◆ **Job**: In the entries below, identify every line with the string "name" and copy it.

A block of data
———
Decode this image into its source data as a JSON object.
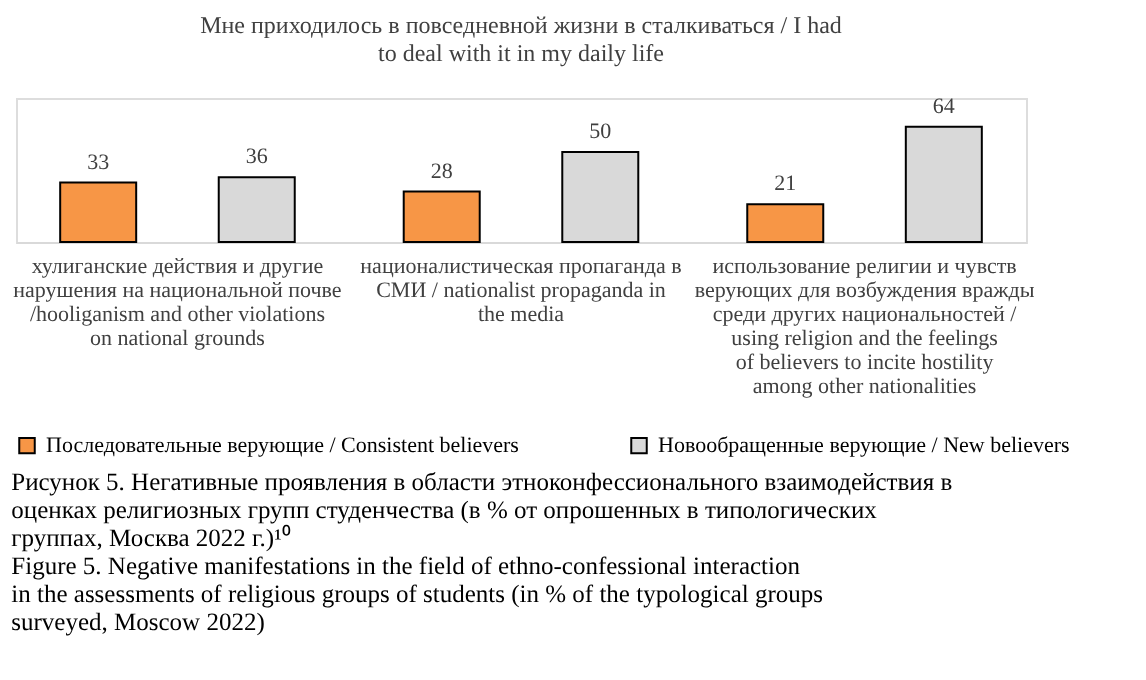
{
  "chart_data": {
    "type": "bar",
    "title": "Мне приходилось в повседневной жизни в сталкиваться / I had to deal with it in my daily life",
    "categories": [
      "хулиганские действия и другие нарушения на национальной почве /hooliganism and other violations on national grounds",
      "националистическая пропаганда в СМИ / nationalist propaganda in the media",
      "использование религии и чувств верующих для возбуждения вражды среди других национальностей / using religion and the feelings of believers to incite hostility among other nationalities"
    ],
    "series": [
      {
        "name": "Последовательные верующие /  Consistent believers",
        "color": "#f79646",
        "values": [
          33,
          28,
          21
        ]
      },
      {
        "name": "Новообращенные верующие / New believers",
        "color": "#d9d9d9",
        "values": [
          36,
          50,
          64
        ]
      }
    ],
    "data_labels": true,
    "legend": "bottom",
    "grid": false,
    "annotations": [
      "Рисунок 5. Негативные проявления в области этноконфессионального взаимодействия в оценках религиозных групп студенчества (в % от опрошенных в типологических группах, Москва 2022 г.)¹⁰",
      "Figure 5. Negative manifestations in the field of ethno-confessional interaction in the assessments of religious groups of students (in % of the typological groups surveyed, Moscow 2022)"
    ]
  }
}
———
◆ **Task solution**:
        "name": "Последовательные верующие /  Consistent believers",
        "name": "Новообращенные верующие / New believers",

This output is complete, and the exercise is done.